#### What this task involves:
Write out each line in which the string "text" is present.

#### Listing:
- - -
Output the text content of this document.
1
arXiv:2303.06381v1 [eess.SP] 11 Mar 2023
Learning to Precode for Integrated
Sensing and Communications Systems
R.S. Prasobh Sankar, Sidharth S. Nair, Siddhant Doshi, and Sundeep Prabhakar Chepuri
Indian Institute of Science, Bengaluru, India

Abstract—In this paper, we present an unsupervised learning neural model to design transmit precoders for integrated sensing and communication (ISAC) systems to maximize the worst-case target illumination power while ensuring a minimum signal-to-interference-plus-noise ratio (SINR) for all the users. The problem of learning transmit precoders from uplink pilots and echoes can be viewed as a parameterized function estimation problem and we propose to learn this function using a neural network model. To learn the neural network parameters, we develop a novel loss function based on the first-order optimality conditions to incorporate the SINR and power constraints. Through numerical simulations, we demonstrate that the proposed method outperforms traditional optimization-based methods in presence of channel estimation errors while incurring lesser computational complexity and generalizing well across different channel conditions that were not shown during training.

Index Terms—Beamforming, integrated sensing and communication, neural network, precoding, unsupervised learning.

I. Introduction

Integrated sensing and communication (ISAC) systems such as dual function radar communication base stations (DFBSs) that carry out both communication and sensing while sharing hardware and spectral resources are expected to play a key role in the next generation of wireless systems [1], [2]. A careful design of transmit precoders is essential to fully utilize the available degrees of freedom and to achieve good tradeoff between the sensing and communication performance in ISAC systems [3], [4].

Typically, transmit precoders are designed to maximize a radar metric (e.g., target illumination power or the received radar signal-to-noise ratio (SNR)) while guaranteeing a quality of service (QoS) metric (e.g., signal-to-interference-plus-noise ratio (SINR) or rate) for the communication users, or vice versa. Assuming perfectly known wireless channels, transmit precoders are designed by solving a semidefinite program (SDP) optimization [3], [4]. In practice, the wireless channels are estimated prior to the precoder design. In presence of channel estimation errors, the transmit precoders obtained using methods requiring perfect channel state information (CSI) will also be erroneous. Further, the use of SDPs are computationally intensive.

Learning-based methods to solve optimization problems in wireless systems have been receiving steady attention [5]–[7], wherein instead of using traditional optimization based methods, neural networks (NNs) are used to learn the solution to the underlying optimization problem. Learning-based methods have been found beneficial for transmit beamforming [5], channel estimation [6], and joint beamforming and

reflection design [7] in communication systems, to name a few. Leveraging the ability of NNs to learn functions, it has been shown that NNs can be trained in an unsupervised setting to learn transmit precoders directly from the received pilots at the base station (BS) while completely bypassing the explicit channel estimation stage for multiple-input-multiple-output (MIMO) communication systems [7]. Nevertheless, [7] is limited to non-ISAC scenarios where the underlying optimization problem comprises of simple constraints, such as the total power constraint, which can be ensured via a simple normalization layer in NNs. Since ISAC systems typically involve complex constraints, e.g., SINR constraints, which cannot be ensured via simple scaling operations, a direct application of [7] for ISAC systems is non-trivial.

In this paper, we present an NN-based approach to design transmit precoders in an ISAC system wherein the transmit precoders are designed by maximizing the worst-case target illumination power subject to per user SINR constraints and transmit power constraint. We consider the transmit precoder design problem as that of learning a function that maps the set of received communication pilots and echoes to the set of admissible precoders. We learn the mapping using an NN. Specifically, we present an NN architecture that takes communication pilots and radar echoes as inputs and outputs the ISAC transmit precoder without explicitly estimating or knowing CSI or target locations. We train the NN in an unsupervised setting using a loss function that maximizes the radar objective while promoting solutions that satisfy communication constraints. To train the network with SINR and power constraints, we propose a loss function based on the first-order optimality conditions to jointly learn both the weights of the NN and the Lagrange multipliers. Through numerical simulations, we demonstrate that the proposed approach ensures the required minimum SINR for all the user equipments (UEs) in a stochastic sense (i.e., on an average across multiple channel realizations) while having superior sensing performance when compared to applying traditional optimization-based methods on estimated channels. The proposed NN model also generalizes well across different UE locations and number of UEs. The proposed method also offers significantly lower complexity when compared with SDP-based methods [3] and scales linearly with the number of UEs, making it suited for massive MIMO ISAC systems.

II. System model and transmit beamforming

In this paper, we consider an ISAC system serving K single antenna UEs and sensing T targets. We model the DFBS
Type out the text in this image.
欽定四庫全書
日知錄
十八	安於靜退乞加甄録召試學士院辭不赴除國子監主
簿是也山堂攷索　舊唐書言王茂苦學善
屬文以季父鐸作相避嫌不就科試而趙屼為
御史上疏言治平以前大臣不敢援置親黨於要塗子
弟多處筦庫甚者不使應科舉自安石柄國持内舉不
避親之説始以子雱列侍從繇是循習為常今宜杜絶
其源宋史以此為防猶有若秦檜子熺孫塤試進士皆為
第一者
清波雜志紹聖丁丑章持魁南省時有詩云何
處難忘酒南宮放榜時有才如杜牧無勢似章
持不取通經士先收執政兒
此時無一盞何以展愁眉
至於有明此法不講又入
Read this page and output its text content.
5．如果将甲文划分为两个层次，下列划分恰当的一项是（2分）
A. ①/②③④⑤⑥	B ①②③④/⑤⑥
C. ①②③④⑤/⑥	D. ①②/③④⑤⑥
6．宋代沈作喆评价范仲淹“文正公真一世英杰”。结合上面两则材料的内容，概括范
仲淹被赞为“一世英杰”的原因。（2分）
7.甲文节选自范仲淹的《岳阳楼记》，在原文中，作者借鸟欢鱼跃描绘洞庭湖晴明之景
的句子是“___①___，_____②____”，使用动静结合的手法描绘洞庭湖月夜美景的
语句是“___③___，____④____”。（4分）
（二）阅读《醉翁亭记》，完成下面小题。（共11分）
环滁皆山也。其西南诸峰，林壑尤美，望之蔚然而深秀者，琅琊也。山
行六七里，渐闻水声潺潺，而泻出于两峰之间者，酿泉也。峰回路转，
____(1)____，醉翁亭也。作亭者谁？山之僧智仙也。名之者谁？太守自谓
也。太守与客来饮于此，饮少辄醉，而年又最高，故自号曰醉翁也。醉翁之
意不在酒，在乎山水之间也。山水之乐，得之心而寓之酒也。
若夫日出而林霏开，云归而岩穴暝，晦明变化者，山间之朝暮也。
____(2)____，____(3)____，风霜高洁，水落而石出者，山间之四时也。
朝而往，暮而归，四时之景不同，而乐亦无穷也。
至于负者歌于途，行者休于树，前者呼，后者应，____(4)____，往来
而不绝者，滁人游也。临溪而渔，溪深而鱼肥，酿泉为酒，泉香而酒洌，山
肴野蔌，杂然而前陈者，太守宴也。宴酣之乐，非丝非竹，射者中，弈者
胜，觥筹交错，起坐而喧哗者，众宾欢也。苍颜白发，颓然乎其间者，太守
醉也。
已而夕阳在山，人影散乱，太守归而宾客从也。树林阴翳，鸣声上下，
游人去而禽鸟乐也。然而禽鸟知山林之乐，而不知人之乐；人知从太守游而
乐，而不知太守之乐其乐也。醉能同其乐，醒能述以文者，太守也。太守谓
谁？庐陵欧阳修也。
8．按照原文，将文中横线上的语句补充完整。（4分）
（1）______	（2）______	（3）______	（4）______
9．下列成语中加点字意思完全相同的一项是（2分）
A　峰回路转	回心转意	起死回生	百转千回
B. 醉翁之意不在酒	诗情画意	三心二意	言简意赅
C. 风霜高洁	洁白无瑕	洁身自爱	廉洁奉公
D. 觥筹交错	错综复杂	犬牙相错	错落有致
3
- - -
#### Correct result:
Output the text content of this document.
Type out the text in this image.
Read this page and output its text content.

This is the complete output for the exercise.